Copy the data exactly; pictures stay out of the copy.

# Start of Supplied data

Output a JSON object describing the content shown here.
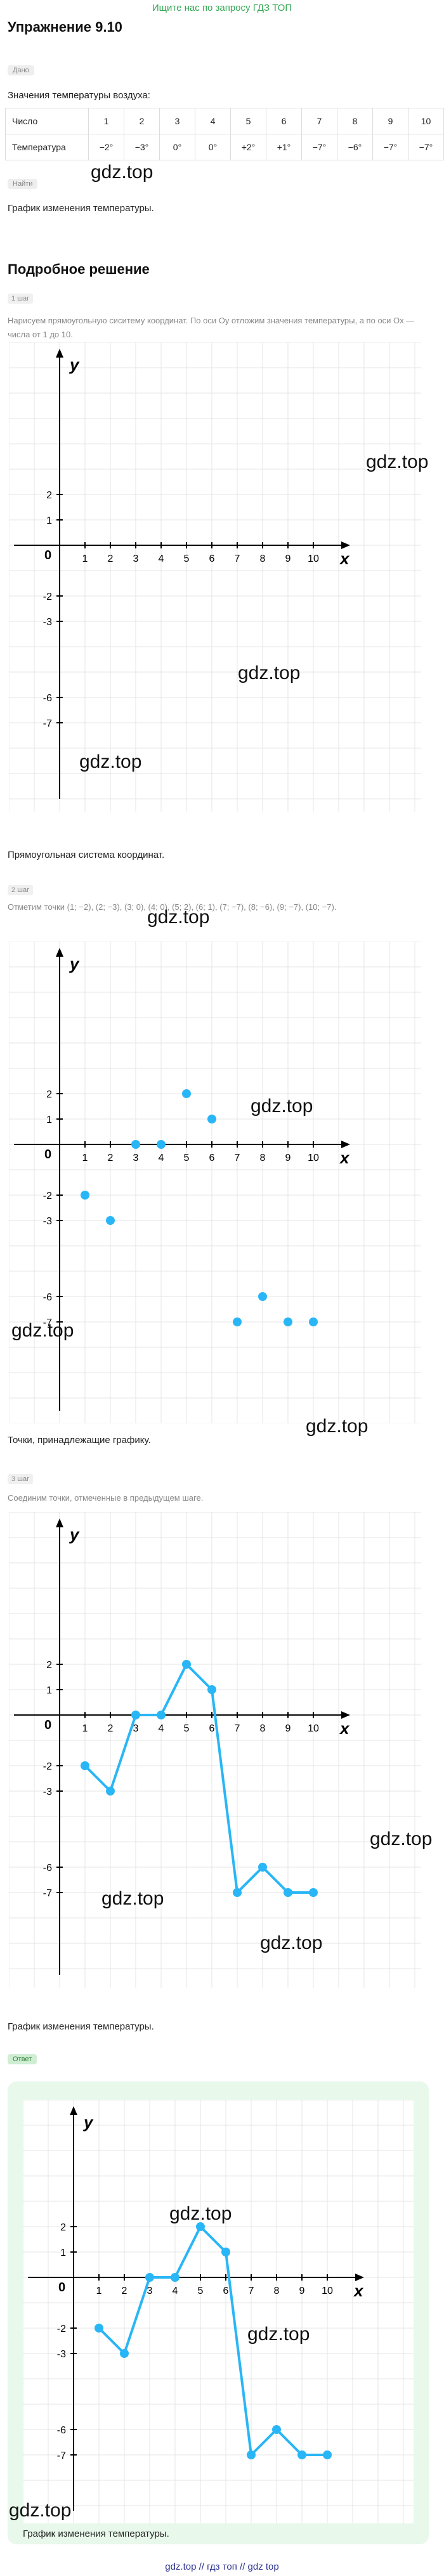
{
  "banner": "Ищите нас по запросу ГДЗ ТОП",
  "title": "Упражнение 9.10",
  "given_chip": "Дано",
  "given_text": "Значения температуры воздуха:",
  "table": {
    "row1_label": "Число",
    "row2_label": "Температура",
    "numbers": [
      "1",
      "2",
      "3",
      "4",
      "5",
      "6",
      "7",
      "8",
      "9",
      "10"
    ],
    "temps": [
      "−2°",
      "−3°",
      "0°",
      "0°",
      "+2°",
      "+1°",
      "−7°",
      "−6°",
      "−7°",
      "−7°"
    ]
  },
  "find_chip": "Найти",
  "find_text": "График изменения температуры.",
  "solution_title": "Подробное решение",
  "watermark": "gdz.top",
  "steps": [
    {
      "label": "1 шаг",
      "text": "Нарисуем прямоугольную сиситему координат. По оси Oy отложим значения температуры, а по оси Ox — числа от 1 до 10.",
      "caption": "Прямоугольная система координат."
    },
    {
      "label": "2 шаг",
      "text": "Отметим точки (1; −2), (2; −3), (3; 0), (4; 0), (5; 2), (6; 1), (7; −7), (8; −6), (9; −7), (10; −7).",
      "caption": "Точки, принадлежащие графику."
    },
    {
      "label": "3 шаг",
      "text": "Соединим точки, отмеченные в предыдущем шаге.",
      "caption": "График изменения температуры."
    }
  ],
  "answer_chip": "Ответ",
  "answer_caption": "График изменения температуры.",
  "footer": "gdz.top // гдз топ // gdz top",
  "colors": {
    "accent": "#29b6f6",
    "banner": "#34a853",
    "answer_bg": "#e8f8ea"
  },
  "chart_data": {
    "type": "line",
    "xlabel": "x",
    "ylabel": "y",
    "x_ticks": [
      1,
      2,
      3,
      4,
      5,
      6,
      7,
      8,
      9,
      10
    ],
    "y_ticks": [
      2,
      1,
      -2,
      -3,
      -6,
      -7
    ],
    "origin_label": "0",
    "points": [
      [
        1,
        -2
      ],
      [
        2,
        -3
      ],
      [
        3,
        0
      ],
      [
        4,
        0
      ],
      [
        5,
        2
      ],
      [
        6,
        1
      ],
      [
        7,
        -7
      ],
      [
        8,
        -6
      ],
      [
        9,
        -7
      ],
      [
        10,
        -7
      ]
    ],
    "grid": true
  }
}
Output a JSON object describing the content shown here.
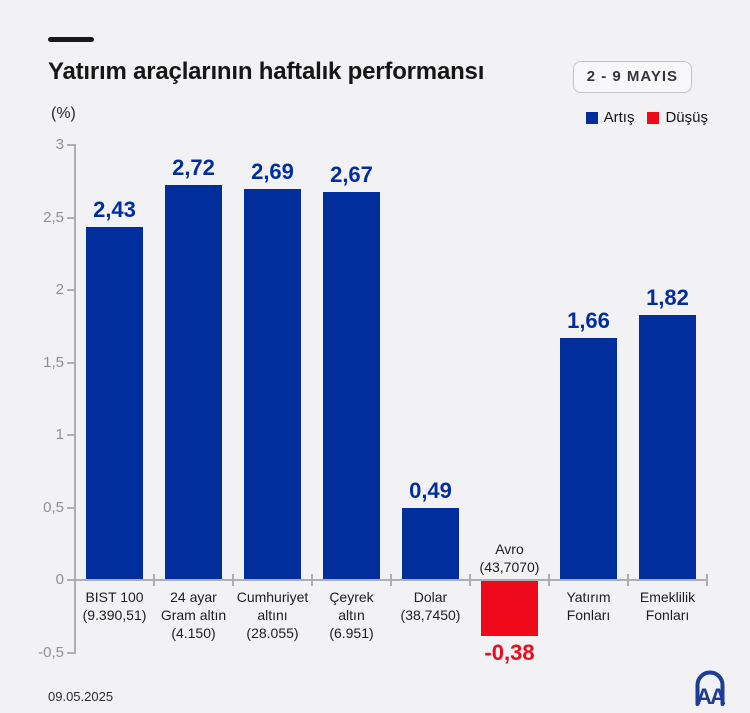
{
  "header": {
    "title": "Yatırım araçlarının haftalık performansı",
    "unit_label": "(%)",
    "date_badge": "2 - 9 MAYIS",
    "legend": [
      {
        "label": "Artış",
        "color": "#012e9d"
      },
      {
        "label": "Düşüş",
        "color": "#ee0a1b"
      }
    ]
  },
  "footer": {
    "date": "09.05.2025",
    "logo_text": "AA"
  },
  "chart_data": {
    "type": "bar",
    "title": "Yatırım araçlarının haftalık performansı",
    "unit": "%",
    "ylim": [
      -0.5,
      3
    ],
    "grid": false,
    "legend_position": "top-right",
    "yticks": [
      {
        "value": 3,
        "label": "3"
      },
      {
        "value": 2.5,
        "label": "2,5"
      },
      {
        "value": 2,
        "label": "2"
      },
      {
        "value": 1.5,
        "label": "1,5"
      },
      {
        "value": 1,
        "label": "1"
      },
      {
        "value": 0.5,
        "label": "0,5"
      },
      {
        "value": 0,
        "label": "0"
      },
      {
        "value": -0.5,
        "label": "-0,5"
      }
    ],
    "bars": [
      {
        "category": "BIST 100",
        "category_lines": [
          "BIST 100"
        ],
        "detail": "(9.390,51)",
        "value": 2.43,
        "value_label": "2,43",
        "direction": "up"
      },
      {
        "category": "24 ayar Gram altın",
        "category_lines": [
          "24 ayar",
          "Gram altın"
        ],
        "detail": "(4.150)",
        "value": 2.72,
        "value_label": "2,72",
        "direction": "up"
      },
      {
        "category": "Cumhuriyet altını",
        "category_lines": [
          "Cumhuriyet",
          "altını"
        ],
        "detail": "(28.055)",
        "value": 2.69,
        "value_label": "2,69",
        "direction": "up"
      },
      {
        "category": "Çeyrek altın",
        "category_lines": [
          "Çeyrek",
          "altın"
        ],
        "detail": "(6.951)",
        "value": 2.67,
        "value_label": "2,67",
        "direction": "up"
      },
      {
        "category": "Dolar",
        "category_lines": [
          "Dolar"
        ],
        "detail": "(38,7450)",
        "value": 0.49,
        "value_label": "0,49",
        "direction": "up"
      },
      {
        "category": "Avro",
        "category_lines": [
          "Avro"
        ],
        "detail": "(43,7070)",
        "value": -0.38,
        "value_label": "-0,38",
        "direction": "down",
        "label_position": "above"
      },
      {
        "category": "Yatırım Fonları",
        "category_lines": [
          "Yatırım",
          "Fonları"
        ],
        "detail": "",
        "value": 1.66,
        "value_label": "1,66",
        "direction": "up"
      },
      {
        "category": "Emeklilik Fonları",
        "category_lines": [
          "Emeklilik",
          "Fonları"
        ],
        "detail": "",
        "value": 1.82,
        "value_label": "1,82",
        "direction": "up"
      }
    ],
    "colors": {
      "up": "#012e9d",
      "down": "#ee0a1b",
      "axis": "#aeaeb2",
      "tick_label": "#8f8f94",
      "category_label": "#1d1d1f",
      "background": "#f2f2f4"
    }
  }
}
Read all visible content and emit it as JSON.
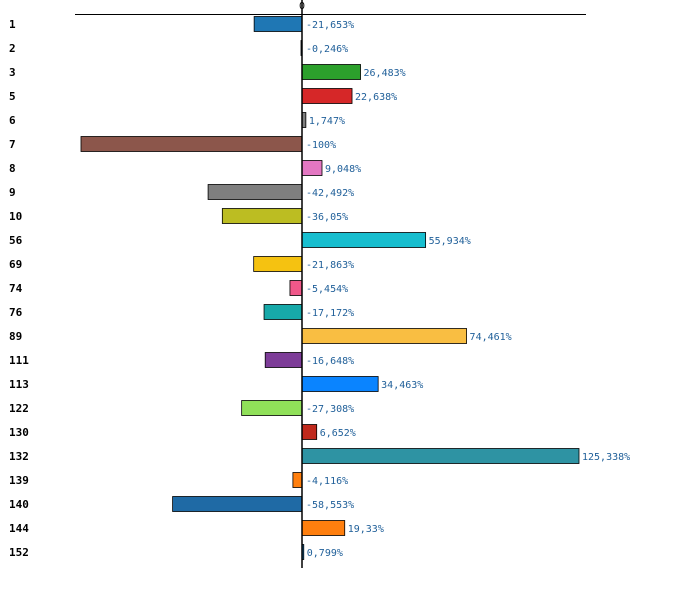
{
  "chart_data": {
    "type": "bar",
    "orientation": "horizontal",
    "zero_label": "0",
    "categories": [
      "1",
      "2",
      "3",
      "5",
      "6",
      "7",
      "8",
      "9",
      "10",
      "56",
      "69",
      "74",
      "76",
      "89",
      "111",
      "113",
      "122",
      "130",
      "132",
      "139",
      "140",
      "144",
      "152"
    ],
    "values": [
      -21.653,
      -0.246,
      26.483,
      22.638,
      1.747,
      -100,
      9.048,
      -42.492,
      -36.05,
      55.934,
      -21.863,
      -5.454,
      -17.172,
      74.461,
      -16.648,
      34.463,
      -27.308,
      6.652,
      125.338,
      -4.116,
      -58.553,
      19.33,
      0.799
    ],
    "labels": [
      "-21,653%",
      "-0,246%",
      "26,483%",
      "22,638%",
      "1,747%",
      "-100%",
      "9,048%",
      "-42,492%",
      "-36,05%",
      "55,934%",
      "-21,863%",
      "-5,454%",
      "-17,172%",
      "74,461%",
      "-16,648%",
      "34,463%",
      "-27,308%",
      "6,652%",
      "125,338%",
      "-4,116%",
      "-58,553%",
      "19,33%",
      "0,799%"
    ],
    "colors": [
      "#1f77b4",
      "#1f77b4",
      "#2ca02c",
      "#d62728",
      "#7f7f7f",
      "#8c564b",
      "#e377c2",
      "#7f7f7f",
      "#bcbd22",
      "#17becf",
      "#f5c211",
      "#f0588a",
      "#17a9a9",
      "#f9be42",
      "#7d3c98",
      "#0a84ff",
      "#90e059",
      "#c0291c",
      "#2e93a3",
      "#ff7f0e",
      "#1f6aa5",
      "#ff7f0e",
      "#1f77b4"
    ],
    "xlim": [
      -100,
      128
    ],
    "title": "",
    "xlabel": "",
    "ylabel": ""
  }
}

# End of Supplied data

Written answer -
Output a JSON object describing the content shown here.
{
  "banner": "Ищите нас по запросу ГДЗ ТОП",
  "title": "Упражнение 9.10",
  "given_chip": "Дано",
  "given_text": "Значения температуры воздуха:",
  "table": {
    "row1_label": "Число",
    "row2_label": "Температура",
    "numbers": [
      "1",
      "2",
      "3",
      "4",
      "5",
      "6",
      "7",
      "8",
      "9",
      "10"
    ],
    "temps": [
      "−2°",
      "−3°",
      "0°",
      "0°",
      "+2°",
      "+1°",
      "−7°",
      "−6°",
      "−7°",
      "−7°"
    ]
  },
  "find_chip": "Найти",
  "find_text": "График изменения температуры.",
  "solution_title": "Подробное решение",
  "watermark": "gdz.top",
  "steps": [
    {
      "label": "1 шаг",
      "text": "Нарисуем прямоугольную сиситему координат. По оси Oy отложим значения температуры, а по оси Ox — числа от 1 до 10.",
      "caption": "Прямоугольная система координат."
    },
    {
      "label": "2 шаг",
      "text": "Отметим точки (1; −2), (2; −3), (3; 0), (4; 0), (5; 2), (6; 1), (7; −7), (8; −6), (9; −7), (10; −7).",
      "caption": "Точки, принадлежащие графику."
    },
    {
      "label": "3 шаг",
      "text": "Соединим точки, отмеченные в предыдущем шаге.",
      "caption": "График изменения температуры."
    }
  ],
  "answer_chip": "Ответ",
  "answer_caption": "График изменения температуры.",
  "footer": "gdz.top // гдз топ // gdz top",
  "colors": {
    "accent": "#29b6f6",
    "banner": "#34a853",
    "answer_bg": "#e8f8ea"
  },
  "chart_data": {
    "type": "line",
    "xlabel": "x",
    "ylabel": "y",
    "x_ticks": [
      1,
      2,
      3,
      4,
      5,
      6,
      7,
      8,
      9,
      10
    ],
    "y_ticks": [
      2,
      1,
      -2,
      -3,
      -6,
      -7
    ],
    "origin_label": "0",
    "points": [
      [
        1,
        -2
      ],
      [
        2,
        -3
      ],
      [
        3,
        0
      ],
      [
        4,
        0
      ],
      [
        5,
        2
      ],
      [
        6,
        1
      ],
      [
        7,
        -7
      ],
      [
        8,
        -6
      ],
      [
        9,
        -7
      ],
      [
        10,
        -7
      ]
    ],
    "grid": true
  }
}
Output a JSON object describing the content shown here.
{
  "header": {
    "title": "Yatırım araçlarının haftalık performansı",
    "unit_label": "(%)",
    "date_badge": "2 - 9 MAYIS",
    "legend": [
      {
        "label": "Artış",
        "color": "#012e9d"
      },
      {
        "label": "Düşüş",
        "color": "#ee0a1b"
      }
    ]
  },
  "footer": {
    "date": "09.05.2025",
    "logo_text": "AA"
  },
  "chart_data": {
    "type": "bar",
    "title": "Yatırım araçlarının haftalık performansı",
    "unit": "%",
    "ylim": [
      -0.5,
      3
    ],
    "grid": false,
    "legend_position": "top-right",
    "yticks": [
      {
        "value": 3,
        "label": "3"
      },
      {
        "value": 2.5,
        "label": "2,5"
      },
      {
        "value": 2,
        "label": "2"
      },
      {
        "value": 1.5,
        "label": "1,5"
      },
      {
        "value": 1,
        "label": "1"
      },
      {
        "value": 0.5,
        "label": "0,5"
      },
      {
        "value": 0,
        "label": "0"
      },
      {
        "value": -0.5,
        "label": "-0,5"
      }
    ],
    "bars": [
      {
        "category": "BIST 100",
        "category_lines": [
          "BIST 100"
        ],
        "detail": "(9.390,51)",
        "value": 2.43,
        "value_label": "2,43",
        "direction": "up"
      },
      {
        "category": "24 ayar Gram altın",
        "category_lines": [
          "24 ayar",
          "Gram altın"
        ],
        "detail": "(4.150)",
        "value": 2.72,
        "value_label": "2,72",
        "direction": "up"
      },
      {
        "category": "Cumhuriyet altını",
        "category_lines": [
          "Cumhuriyet",
          "altını"
        ],
        "detail": "(28.055)",
        "value": 2.69,
        "value_label": "2,69",
        "direction": "up"
      },
      {
        "category": "Çeyrek altın",
        "category_lines": [
          "Çeyrek",
          "altın"
        ],
        "detail": "(6.951)",
        "value": 2.67,
        "value_label": "2,67",
        "direction": "up"
      },
      {
        "category": "Dolar",
        "category_lines": [
          "Dolar"
        ],
        "detail": "(38,7450)",
        "value": 0.49,
        "value_label": "0,49",
        "direction": "up"
      },
      {
        "category": "Avro",
        "category_lines": [
          "Avro"
        ],
        "detail": "(43,7070)",
        "value": -0.38,
        "value_label": "-0,38",
        "direction": "down",
        "label_position": "above"
      },
      {
        "category": "Yatırım Fonları",
        "category_lines": [
          "Yatırım",
          "Fonları"
        ],
        "detail": "",
        "value": 1.66,
        "value_label": "1,66",
        "direction": "up"
      },
      {
        "category": "Emeklilik Fonları",
        "category_lines": [
          "Emeklilik",
          "Fonları"
        ],
        "detail": "",
        "value": 1.82,
        "value_label": "1,82",
        "direction": "up"
      }
    ],
    "colors": {
      "up": "#012e9d",
      "down": "#ee0a1b",
      "axis": "#aeaeb2",
      "tick_label": "#8f8f94",
      "category_label": "#1d1d1f",
      "background": "#f2f2f4"
    }
  }
}
Read all visible content and emit it as JSON.
{
  "chart_data": {
    "type": "bar",
    "orientation": "horizontal",
    "zero_label": "0",
    "categories": [
      "1",
      "2",
      "3",
      "5",
      "6",
      "7",
      "8",
      "9",
      "10",
      "56",
      "69",
      "74",
      "76",
      "89",
      "111",
      "113",
      "122",
      "130",
      "132",
      "139",
      "140",
      "144",
      "152"
    ],
    "values": [
      -21.653,
      -0.246,
      26.483,
      22.638,
      1.747,
      -100,
      9.048,
      -42.492,
      -36.05,
      55.934,
      -21.863,
      -5.454,
      -17.172,
      74.461,
      -16.648,
      34.463,
      -27.308,
      6.652,
      125.338,
      -4.116,
      -58.553,
      19.33,
      0.799
    ],
    "labels": [
      "-21,653%",
      "-0,246%",
      "26,483%",
      "22,638%",
      "1,747%",
      "-100%",
      "9,048%",
      "-42,492%",
      "-36,05%",
      "55,934%",
      "-21,863%",
      "-5,454%",
      "-17,172%",
      "74,461%",
      "-16,648%",
      "34,463%",
      "-27,308%",
      "6,652%",
      "125,338%",
      "-4,116%",
      "-58,553%",
      "19,33%",
      "0,799%"
    ],
    "colors": [
      "#1f77b4",
      "#1f77b4",
      "#2ca02c",
      "#d62728",
      "#7f7f7f",
      "#8c564b",
      "#e377c2",
      "#7f7f7f",
      "#bcbd22",
      "#17becf",
      "#f5c211",
      "#f0588a",
      "#17a9a9",
      "#f9be42",
      "#7d3c98",
      "#0a84ff",
      "#90e059",
      "#c0291c",
      "#2e93a3",
      "#ff7f0e",
      "#1f6aa5",
      "#ff7f0e",
      "#1f77b4"
    ],
    "xlim": [
      -100,
      128
    ],
    "title": "",
    "xlabel": "",
    "ylabel": ""
  }
}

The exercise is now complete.